EXERCISE REQUIREMENTS: Will you give every entry again exactly as it stands?

<<<<

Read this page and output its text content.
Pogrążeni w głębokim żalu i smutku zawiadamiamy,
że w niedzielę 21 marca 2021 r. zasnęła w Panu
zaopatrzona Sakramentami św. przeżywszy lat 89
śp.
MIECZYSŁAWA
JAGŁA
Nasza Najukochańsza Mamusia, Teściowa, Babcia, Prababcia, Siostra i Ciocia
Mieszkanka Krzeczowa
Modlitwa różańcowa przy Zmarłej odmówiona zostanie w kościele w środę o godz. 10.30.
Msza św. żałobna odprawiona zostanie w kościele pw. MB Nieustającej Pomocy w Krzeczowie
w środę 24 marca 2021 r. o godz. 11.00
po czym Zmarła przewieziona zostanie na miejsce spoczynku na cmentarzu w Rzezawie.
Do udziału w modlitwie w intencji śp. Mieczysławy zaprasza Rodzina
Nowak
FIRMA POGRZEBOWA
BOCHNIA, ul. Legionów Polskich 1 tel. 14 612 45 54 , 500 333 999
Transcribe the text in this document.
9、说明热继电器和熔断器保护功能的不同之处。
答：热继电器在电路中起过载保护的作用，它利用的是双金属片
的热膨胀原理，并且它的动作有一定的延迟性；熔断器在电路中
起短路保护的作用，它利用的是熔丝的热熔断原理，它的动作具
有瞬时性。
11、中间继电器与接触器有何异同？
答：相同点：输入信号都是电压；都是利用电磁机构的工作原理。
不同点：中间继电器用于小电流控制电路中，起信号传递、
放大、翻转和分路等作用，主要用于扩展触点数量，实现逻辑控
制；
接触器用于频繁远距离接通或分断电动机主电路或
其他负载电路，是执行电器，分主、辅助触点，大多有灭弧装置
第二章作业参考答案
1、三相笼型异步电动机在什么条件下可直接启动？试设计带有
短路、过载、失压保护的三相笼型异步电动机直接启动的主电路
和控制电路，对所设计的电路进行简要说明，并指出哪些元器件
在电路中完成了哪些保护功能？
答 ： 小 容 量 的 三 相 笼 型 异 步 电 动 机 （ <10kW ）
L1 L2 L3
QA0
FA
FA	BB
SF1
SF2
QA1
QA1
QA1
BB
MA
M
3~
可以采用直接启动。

>>>>

SOLUTION BELOW:
Read this page and output its text content.
Pogrążeni w głębokim żalu i smutku zawiadamiamy,
że w niedzielę 21 marca 2021 r. zasnęła w Panu
zaopatrzona Sakramentami św. przeżywszy lat 89
śp.
MIECZYSŁAWA
JAGŁA
Nasza Najukochańsza Mamusia, Teściowa, Babcia, Prababcia, Siostra i Ciocia
Mieszkanka Krzeczowa
Modlitwa różańcowa przy Zmarłej odmówiona zostanie w kościele w środę o godz. 10.30.
Msza św. żałobna odprawiona zostanie w kościele pw. MB Nieustającej Pomocy w Krzeczowie
w środę 24 marca 2021 r. o godz. 11.00
po czym Zmarła przewieziona zostanie na miejsce spoczynku na cmentarzu w Rzezawie.
Do udziału w modlitwie w intencji śp. Mieczysławy zaprasza Rodzina
Nowak
FIRMA POGRZEBOWA
BOCHNIA, ul. Legionów Polskich 1 tel. 14 612 45 54 , 500 333 999
Transcribe the text in this document.
9、说明热继电器和熔断器保护功能的不同之处。
答：热继电器在电路中起过载保护的作用，它利用的是双金属片
的热膨胀原理，并且它的动作有一定的延迟性；熔断器在电路中
起短路保护的作用，它利用的是熔丝的热熔断原理，它的动作具
有瞬时性。
11、中间继电器与接触器有何异同？
答：相同点：输入信号都是电压；都是利用电磁机构的工作原理。
不同点：中间继电器用于小电流控制电路中，起信号传递、
放大、翻转和分路等作用，主要用于扩展触点数量，实现逻辑控
制；
接触器用于频繁远距离接通或分断电动机主电路或
其他负载电路，是执行电器，分主、辅助触点，大多有灭弧装置
第二章作业参考答案
1、三相笼型异步电动机在什么条件下可直接启动？试设计带有
短路、过载、失压保护的三相笼型异步电动机直接启动的主电路
和控制电路，对所设计的电路进行简要说明，并指出哪些元器件
在电路中完成了哪些保护功能？
答 ： 小 容 量 的 三 相 笼 型 异 步 电 动 机 （ <10kW ）
L1 L2 L3
QA0
FA
FA	BB
SF1
SF2
QA1
QA1
QA1
BB
MA
M
3~
可以采用直接启动。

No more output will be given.